Excerpted data -
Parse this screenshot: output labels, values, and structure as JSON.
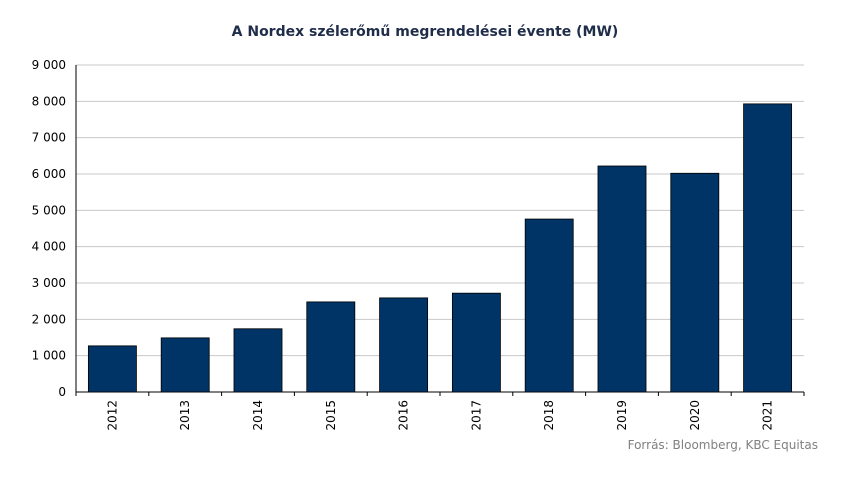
{
  "chart_data": {
    "type": "bar",
    "title": "A Nordex szélerőmű megrendelései évente (MW)",
    "categories": [
      "2012",
      "2013",
      "2014",
      "2015",
      "2016",
      "2017",
      "2018",
      "2019",
      "2020",
      "2021"
    ],
    "values": [
      1270,
      1490,
      1740,
      2480,
      2590,
      2720,
      4760,
      6220,
      6020,
      7930
    ],
    "ylim": [
      0,
      9000
    ],
    "yticks": [
      "0",
      "1 000",
      "2 000",
      "3 000",
      "4 000",
      "5 000",
      "6 000",
      "7 000",
      "8 000",
      "9 000"
    ],
    "grid": true,
    "bar_color": "#003366",
    "source": "Forrás: Bloomberg, KBC Equitas"
  }
}
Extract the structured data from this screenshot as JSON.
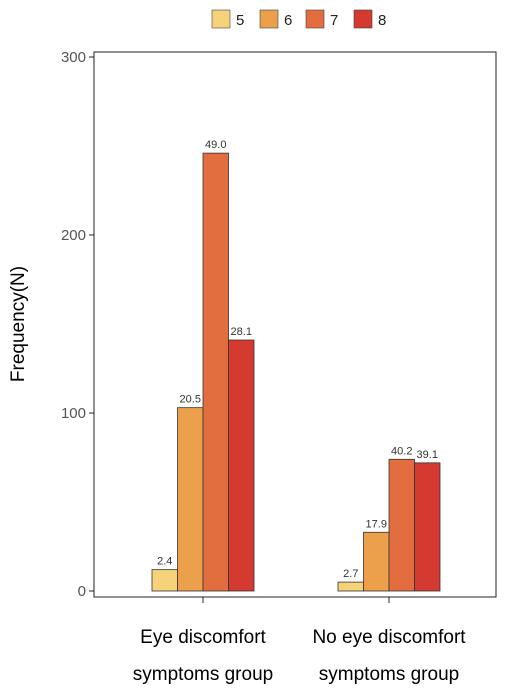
{
  "chart_data": {
    "type": "bar",
    "categories": [
      "Eye discomfort symptoms group",
      "No eye discomfort symptoms group"
    ],
    "category_lines": [
      [
        "Eye discomfort",
        "symptoms group"
      ],
      [
        "No eye discomfort",
        "symptoms group"
      ]
    ],
    "series": [
      {
        "name": "5",
        "color": "#f6d27a",
        "values": [
          12,
          5
        ],
        "labels": [
          "2.4",
          "2.7"
        ]
      },
      {
        "name": "6",
        "color": "#eca04c",
        "values": [
          103,
          33
        ],
        "labels": [
          "20.5",
          "17.9"
        ]
      },
      {
        "name": "7",
        "color": "#e26d3f",
        "values": [
          246,
          74
        ],
        "labels": [
          "49.0",
          "40.2"
        ]
      },
      {
        "name": "8",
        "color": "#d43a2f",
        "values": [
          141,
          72
        ],
        "labels": [
          "28.1",
          "39.1"
        ]
      }
    ],
    "ylabel": "Frequency(N)",
    "xlabel": "",
    "yticks": [
      0,
      100,
      200,
      300
    ],
    "ylim": [
      0,
      300
    ],
    "legend_position": "top-center",
    "grid": false
  }
}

Work required - From the records above, copy every line that holds the word "JSON".

Reply to the task -
Parse this screenshot: output labels, values, and structure as JSON.
Extract the structured data from this screenshot as JSON.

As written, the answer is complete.